BEGIN Provided information

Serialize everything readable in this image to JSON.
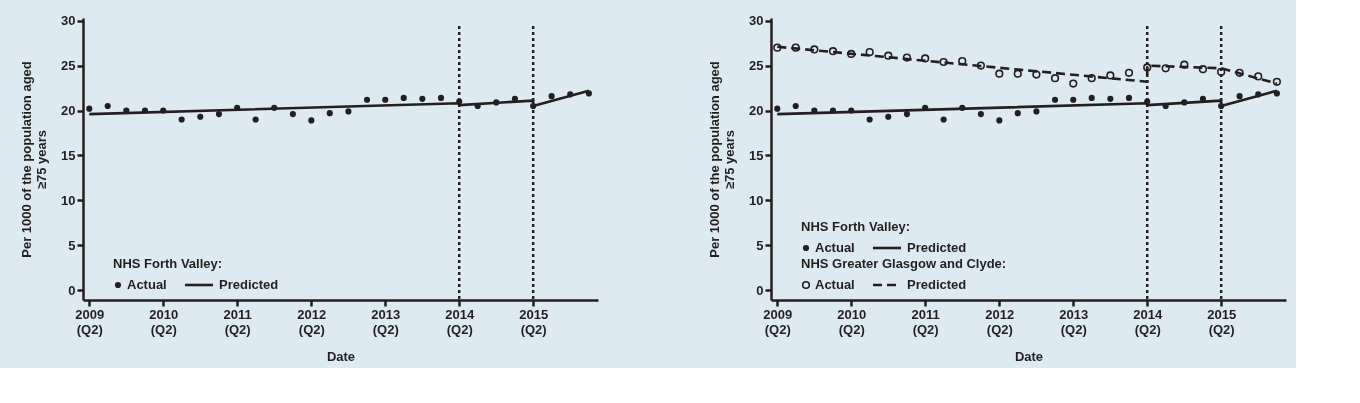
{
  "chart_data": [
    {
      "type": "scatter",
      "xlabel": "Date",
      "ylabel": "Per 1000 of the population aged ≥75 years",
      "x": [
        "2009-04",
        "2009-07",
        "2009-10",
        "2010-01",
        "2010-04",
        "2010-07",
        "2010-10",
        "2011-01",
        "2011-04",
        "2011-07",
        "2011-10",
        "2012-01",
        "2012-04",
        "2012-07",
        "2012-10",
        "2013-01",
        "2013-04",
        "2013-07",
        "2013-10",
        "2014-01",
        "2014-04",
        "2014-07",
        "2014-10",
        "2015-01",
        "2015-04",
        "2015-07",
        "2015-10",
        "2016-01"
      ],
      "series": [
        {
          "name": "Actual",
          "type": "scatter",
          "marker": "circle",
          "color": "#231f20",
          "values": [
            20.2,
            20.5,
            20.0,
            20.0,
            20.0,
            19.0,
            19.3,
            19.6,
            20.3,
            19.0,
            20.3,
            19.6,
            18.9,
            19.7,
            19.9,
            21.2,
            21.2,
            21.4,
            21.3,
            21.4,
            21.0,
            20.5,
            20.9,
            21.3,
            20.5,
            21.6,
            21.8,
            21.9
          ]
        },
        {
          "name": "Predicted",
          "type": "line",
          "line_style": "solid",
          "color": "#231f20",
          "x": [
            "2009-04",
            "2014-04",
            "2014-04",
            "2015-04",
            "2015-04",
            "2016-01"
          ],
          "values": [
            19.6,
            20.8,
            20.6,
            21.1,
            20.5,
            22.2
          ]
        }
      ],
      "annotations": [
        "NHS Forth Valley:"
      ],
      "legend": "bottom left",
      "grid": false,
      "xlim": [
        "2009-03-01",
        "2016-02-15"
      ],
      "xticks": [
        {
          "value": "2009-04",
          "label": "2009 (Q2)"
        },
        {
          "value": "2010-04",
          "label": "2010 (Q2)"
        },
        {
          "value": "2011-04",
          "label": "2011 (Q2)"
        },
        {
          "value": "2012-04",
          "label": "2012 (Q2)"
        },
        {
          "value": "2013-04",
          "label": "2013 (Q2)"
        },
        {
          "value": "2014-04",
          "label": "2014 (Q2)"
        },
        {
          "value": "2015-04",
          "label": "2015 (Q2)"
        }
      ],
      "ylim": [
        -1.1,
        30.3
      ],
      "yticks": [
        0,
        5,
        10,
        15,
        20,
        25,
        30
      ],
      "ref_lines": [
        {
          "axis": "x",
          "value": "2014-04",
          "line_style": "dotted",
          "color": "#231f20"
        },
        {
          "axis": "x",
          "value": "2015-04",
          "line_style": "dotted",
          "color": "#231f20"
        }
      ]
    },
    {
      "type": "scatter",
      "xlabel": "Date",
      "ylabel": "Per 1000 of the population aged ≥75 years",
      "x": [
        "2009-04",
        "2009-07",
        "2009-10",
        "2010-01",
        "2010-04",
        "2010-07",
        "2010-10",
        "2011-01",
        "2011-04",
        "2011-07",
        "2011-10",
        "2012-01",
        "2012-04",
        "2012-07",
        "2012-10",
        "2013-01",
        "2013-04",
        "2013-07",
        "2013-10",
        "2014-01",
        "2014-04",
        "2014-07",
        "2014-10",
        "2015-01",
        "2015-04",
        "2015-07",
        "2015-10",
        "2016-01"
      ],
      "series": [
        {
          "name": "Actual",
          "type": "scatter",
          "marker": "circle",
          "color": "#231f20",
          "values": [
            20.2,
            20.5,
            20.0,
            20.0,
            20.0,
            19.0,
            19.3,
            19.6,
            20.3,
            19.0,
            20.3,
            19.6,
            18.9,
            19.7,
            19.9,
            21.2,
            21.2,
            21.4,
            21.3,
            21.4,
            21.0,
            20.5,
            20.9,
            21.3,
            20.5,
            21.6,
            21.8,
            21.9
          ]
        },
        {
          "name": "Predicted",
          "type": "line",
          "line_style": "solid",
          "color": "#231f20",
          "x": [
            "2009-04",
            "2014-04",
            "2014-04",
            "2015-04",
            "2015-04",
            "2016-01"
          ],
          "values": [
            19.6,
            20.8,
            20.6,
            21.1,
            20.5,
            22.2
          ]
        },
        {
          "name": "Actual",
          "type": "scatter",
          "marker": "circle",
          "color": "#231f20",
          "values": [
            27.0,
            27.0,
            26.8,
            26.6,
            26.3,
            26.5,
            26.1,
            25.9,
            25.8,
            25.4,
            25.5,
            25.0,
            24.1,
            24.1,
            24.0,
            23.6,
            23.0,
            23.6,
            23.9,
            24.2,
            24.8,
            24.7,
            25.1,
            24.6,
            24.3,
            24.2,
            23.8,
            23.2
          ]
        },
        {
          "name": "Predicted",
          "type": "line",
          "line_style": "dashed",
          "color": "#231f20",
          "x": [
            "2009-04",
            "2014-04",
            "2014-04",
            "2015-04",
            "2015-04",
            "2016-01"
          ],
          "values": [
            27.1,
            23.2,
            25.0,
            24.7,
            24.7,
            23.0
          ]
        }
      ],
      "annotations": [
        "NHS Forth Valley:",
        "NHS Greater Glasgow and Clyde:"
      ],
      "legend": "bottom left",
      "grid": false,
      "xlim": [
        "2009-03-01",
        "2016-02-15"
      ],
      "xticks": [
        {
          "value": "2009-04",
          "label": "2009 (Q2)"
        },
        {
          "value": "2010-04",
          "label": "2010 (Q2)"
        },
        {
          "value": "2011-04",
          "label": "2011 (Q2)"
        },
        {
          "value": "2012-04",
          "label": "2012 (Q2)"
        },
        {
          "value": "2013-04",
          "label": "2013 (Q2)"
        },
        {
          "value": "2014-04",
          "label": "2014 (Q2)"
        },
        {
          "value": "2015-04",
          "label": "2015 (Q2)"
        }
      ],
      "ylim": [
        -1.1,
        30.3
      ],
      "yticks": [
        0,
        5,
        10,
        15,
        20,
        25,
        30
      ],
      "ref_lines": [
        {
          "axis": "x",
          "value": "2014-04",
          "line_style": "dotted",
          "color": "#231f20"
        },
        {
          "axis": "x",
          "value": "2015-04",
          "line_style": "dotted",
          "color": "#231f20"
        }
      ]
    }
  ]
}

END Provided information

Task:
The records above must be transcribed exactly. Pictures are left out of the copy.

Answer to the task:
Serialize everything readable in this image to JSON.
{
  "chart_data": [
    {
      "type": "scatter",
      "xlabel": "Date",
      "ylabel": "Per 1000 of the population aged ≥75 years",
      "x": [
        "2009-04",
        "2009-07",
        "2009-10",
        "2010-01",
        "2010-04",
        "2010-07",
        "2010-10",
        "2011-01",
        "2011-04",
        "2011-07",
        "2011-10",
        "2012-01",
        "2012-04",
        "2012-07",
        "2012-10",
        "2013-01",
        "2013-04",
        "2013-07",
        "2013-10",
        "2014-01",
        "2014-04",
        "2014-07",
        "2014-10",
        "2015-01",
        "2015-04",
        "2015-07",
        "2015-10",
        "2016-01"
      ],
      "series": [
        {
          "name": "Actual",
          "type": "scatter",
          "marker": "circle",
          "color": "#231f20",
          "values": [
            20.2,
            20.5,
            20.0,
            20.0,
            20.0,
            19.0,
            19.3,
            19.6,
            20.3,
            19.0,
            20.3,
            19.6,
            18.9,
            19.7,
            19.9,
            21.2,
            21.2,
            21.4,
            21.3,
            21.4,
            21.0,
            20.5,
            20.9,
            21.3,
            20.5,
            21.6,
            21.8,
            21.9
          ]
        },
        {
          "name": "Predicted",
          "type": "line",
          "line_style": "solid",
          "color": "#231f20",
          "x": [
            "2009-04",
            "2014-04",
            "2014-04",
            "2015-04",
            "2015-04",
            "2016-01"
          ],
          "values": [
            19.6,
            20.8,
            20.6,
            21.1,
            20.5,
            22.2
          ]
        }
      ],
      "annotations": [
        "NHS Forth Valley:"
      ],
      "legend": "bottom left",
      "grid": false,
      "xlim": [
        "2009-03-01",
        "2016-02-15"
      ],
      "xticks": [
        {
          "value": "2009-04",
          "label": "2009 (Q2)"
        },
        {
          "value": "2010-04",
          "label": "2010 (Q2)"
        },
        {
          "value": "2011-04",
          "label": "2011 (Q2)"
        },
        {
          "value": "2012-04",
          "label": "2012 (Q2)"
        },
        {
          "value": "2013-04",
          "label": "2013 (Q2)"
        },
        {
          "value": "2014-04",
          "label": "2014 (Q2)"
        },
        {
          "value": "2015-04",
          "label": "2015 (Q2)"
        }
      ],
      "ylim": [
        -1.1,
        30.3
      ],
      "yticks": [
        0,
        5,
        10,
        15,
        20,
        25,
        30
      ],
      "ref_lines": [
        {
          "axis": "x",
          "value": "2014-04",
          "line_style": "dotted",
          "color": "#231f20"
        },
        {
          "axis": "x",
          "value": "2015-04",
          "line_style": "dotted",
          "color": "#231f20"
        }
      ]
    },
    {
      "type": "scatter",
      "xlabel": "Date",
      "ylabel": "Per 1000 of the population aged ≥75 years",
      "x": [
        "2009-04",
        "2009-07",
        "2009-10",
        "2010-01",
        "2010-04",
        "2010-07",
        "2010-10",
        "2011-01",
        "2011-04",
        "2011-07",
        "2011-10",
        "2012-01",
        "2012-04",
        "2012-07",
        "2012-10",
        "2013-01",
        "2013-04",
        "2013-07",
        "2013-10",
        "2014-01",
        "2014-04",
        "2014-07",
        "2014-10",
        "2015-01",
        "2015-04",
        "2015-07",
        "2015-10",
        "2016-01"
      ],
      "series": [
        {
          "name": "Actual",
          "type": "scatter",
          "marker": "circle",
          "color": "#231f20",
          "values": [
            20.2,
            20.5,
            20.0,
            20.0,
            20.0,
            19.0,
            19.3,
            19.6,
            20.3,
            19.0,
            20.3,
            19.6,
            18.9,
            19.7,
            19.9,
            21.2,
            21.2,
            21.4,
            21.3,
            21.4,
            21.0,
            20.5,
            20.9,
            21.3,
            20.5,
            21.6,
            21.8,
            21.9
          ]
        },
        {
          "name": "Predicted",
          "type": "line",
          "line_style": "solid",
          "color": "#231f20",
          "x": [
            "2009-04",
            "2014-04",
            "2014-04",
            "2015-04",
            "2015-04",
            "2016-01"
          ],
          "values": [
            19.6,
            20.8,
            20.6,
            21.1,
            20.5,
            22.2
          ]
        },
        {
          "name": "Actual",
          "type": "scatter",
          "marker": "circle",
          "color": "#231f20",
          "values": [
            27.0,
            27.0,
            26.8,
            26.6,
            26.3,
            26.5,
            26.1,
            25.9,
            25.8,
            25.4,
            25.5,
            25.0,
            24.1,
            24.1,
            24.0,
            23.6,
            23.0,
            23.6,
            23.9,
            24.2,
            24.8,
            24.7,
            25.1,
            24.6,
            24.3,
            24.2,
            23.8,
            23.2
          ]
        },
        {
          "name": "Predicted",
          "type": "line",
          "line_style": "dashed",
          "color": "#231f20",
          "x": [
            "2009-04",
            "2014-04",
            "2014-04",
            "2015-04",
            "2015-04",
            "2016-01"
          ],
          "values": [
            27.1,
            23.2,
            25.0,
            24.7,
            24.7,
            23.0
          ]
        }
      ],
      "annotations": [
        "NHS Forth Valley:",
        "NHS Greater Glasgow and Clyde:"
      ],
      "legend": "bottom left",
      "grid": false,
      "xlim": [
        "2009-03-01",
        "2016-02-15"
      ],
      "xticks": [
        {
          "value": "2009-04",
          "label": "2009 (Q2)"
        },
        {
          "value": "2010-04",
          "label": "2010 (Q2)"
        },
        {
          "value": "2011-04",
          "label": "2011 (Q2)"
        },
        {
          "value": "2012-04",
          "label": "2012 (Q2)"
        },
        {
          "value": "2013-04",
          "label": "2013 (Q2)"
        },
        {
          "value": "2014-04",
          "label": "2014 (Q2)"
        },
        {
          "value": "2015-04",
          "label": "2015 (Q2)"
        }
      ],
      "ylim": [
        -1.1,
        30.3
      ],
      "yticks": [
        0,
        5,
        10,
        15,
        20,
        25,
        30
      ],
      "ref_lines": [
        {
          "axis": "x",
          "value": "2014-04",
          "line_style": "dotted",
          "color": "#231f20"
        },
        {
          "axis": "x",
          "value": "2015-04",
          "line_style": "dotted",
          "color": "#231f20"
        }
      ]
    }
  ]
}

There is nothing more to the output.